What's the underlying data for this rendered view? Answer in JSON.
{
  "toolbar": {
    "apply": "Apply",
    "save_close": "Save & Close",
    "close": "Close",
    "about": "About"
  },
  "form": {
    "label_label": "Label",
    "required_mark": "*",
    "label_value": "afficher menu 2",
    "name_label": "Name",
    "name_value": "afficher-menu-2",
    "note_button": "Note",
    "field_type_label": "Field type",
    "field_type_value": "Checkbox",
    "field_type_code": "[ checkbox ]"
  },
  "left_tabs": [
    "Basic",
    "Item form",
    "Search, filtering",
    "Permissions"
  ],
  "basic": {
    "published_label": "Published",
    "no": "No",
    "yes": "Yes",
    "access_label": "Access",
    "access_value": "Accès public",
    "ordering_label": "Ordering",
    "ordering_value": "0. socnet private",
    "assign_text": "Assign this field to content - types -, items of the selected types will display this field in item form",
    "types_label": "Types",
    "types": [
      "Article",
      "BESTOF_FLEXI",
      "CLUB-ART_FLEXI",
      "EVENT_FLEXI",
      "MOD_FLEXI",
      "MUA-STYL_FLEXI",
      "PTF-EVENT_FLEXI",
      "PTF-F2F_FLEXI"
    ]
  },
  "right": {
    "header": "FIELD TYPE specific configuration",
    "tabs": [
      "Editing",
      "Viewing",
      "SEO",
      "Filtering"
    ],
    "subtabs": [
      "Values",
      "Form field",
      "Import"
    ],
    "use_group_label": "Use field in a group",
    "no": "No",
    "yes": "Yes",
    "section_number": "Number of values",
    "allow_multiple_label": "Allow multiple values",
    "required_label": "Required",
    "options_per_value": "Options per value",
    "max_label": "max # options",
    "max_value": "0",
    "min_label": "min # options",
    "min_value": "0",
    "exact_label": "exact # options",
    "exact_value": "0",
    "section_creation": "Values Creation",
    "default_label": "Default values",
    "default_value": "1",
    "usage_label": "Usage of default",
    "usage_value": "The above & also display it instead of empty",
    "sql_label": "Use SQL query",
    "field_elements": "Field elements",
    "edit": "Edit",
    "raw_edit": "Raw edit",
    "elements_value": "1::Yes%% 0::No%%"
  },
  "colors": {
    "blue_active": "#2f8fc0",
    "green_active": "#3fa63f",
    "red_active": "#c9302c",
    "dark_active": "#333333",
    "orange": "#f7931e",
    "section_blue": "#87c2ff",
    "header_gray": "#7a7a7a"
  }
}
- - -
> [DIRECTION]:
Transcribe every entry verbatim.

> [FINAL ANSWER]:
What's the underlying data for this rendered view? Answer in JSON.
{
  "toolbar": {
    "apply": "Apply",
    "save_close": "Save & Close",
    "close": "Close",
    "about": "About"
  },
  "form": {
    "label_label": "Label",
    "required_mark": "*",
    "label_value": "afficher menu 2",
    "name_label": "Name",
    "name_value": "afficher-menu-2",
    "note_button": "Note",
    "field_type_label": "Field type",
    "field_type_value": "Checkbox",
    "field_type_code": "[ checkbox ]"
  },
  "left_tabs": [
    "Basic",
    "Item form",
    "Search, filtering",
    "Permissions"
  ],
  "basic": {
    "published_label": "Published",
    "no": "No",
    "yes": "Yes",
    "access_label": "Access",
    "access_value": "Accès public",
    "ordering_label": "Ordering",
    "ordering_value": "0. socnet private",
    "assign_text": "Assign this field to content - types -, items of the selected types will display this field in item form",
    "types_label": "Types",
    "types": [
      "Article",
      "BESTOF_FLEXI",
      "CLUB-ART_FLEXI",
      "EVENT_FLEXI",
      "MOD_FLEXI",
      "MUA-STYL_FLEXI",
      "PTF-EVENT_FLEXI",
      "PTF-F2F_FLEXI"
    ]
  },
  "right": {
    "header": "FIELD TYPE specific configuration",
    "tabs": [
      "Editing",
      "Viewing",
      "SEO",
      "Filtering"
    ],
    "subtabs": [
      "Values",
      "Form field",
      "Import"
    ],
    "use_group_label": "Use field in a group",
    "no": "No",
    "yes": "Yes",
    "section_number": "Number of values",
    "allow_multiple_label": "Allow multiple values",
    "required_label": "Required",
    "options_per_value": "Options per value",
    "max_label": "max # options",
    "max_value": "0",
    "min_label": "min # options",
    "min_value": "0",
    "exact_label": "exact # options",
    "exact_value": "0",
    "section_creation": "Values Creation",
    "default_label": "Default values",
    "default_value": "1",
    "usage_label": "Usage of default",
    "usage_value": "The above & also display it instead of empty",
    "sql_label": "Use SQL query",
    "field_elements": "Field elements",
    "edit": "Edit",
    "raw_edit": "Raw edit",
    "elements_value": "1::Yes%% 0::No%%"
  },
  "colors": {
    "blue_active": "#2f8fc0",
    "green_active": "#3fa63f",
    "red_active": "#c9302c",
    "dark_active": "#333333",
    "orange": "#f7931e",
    "section_blue": "#87c2ff",
    "header_gray": "#7a7a7a"
  }
}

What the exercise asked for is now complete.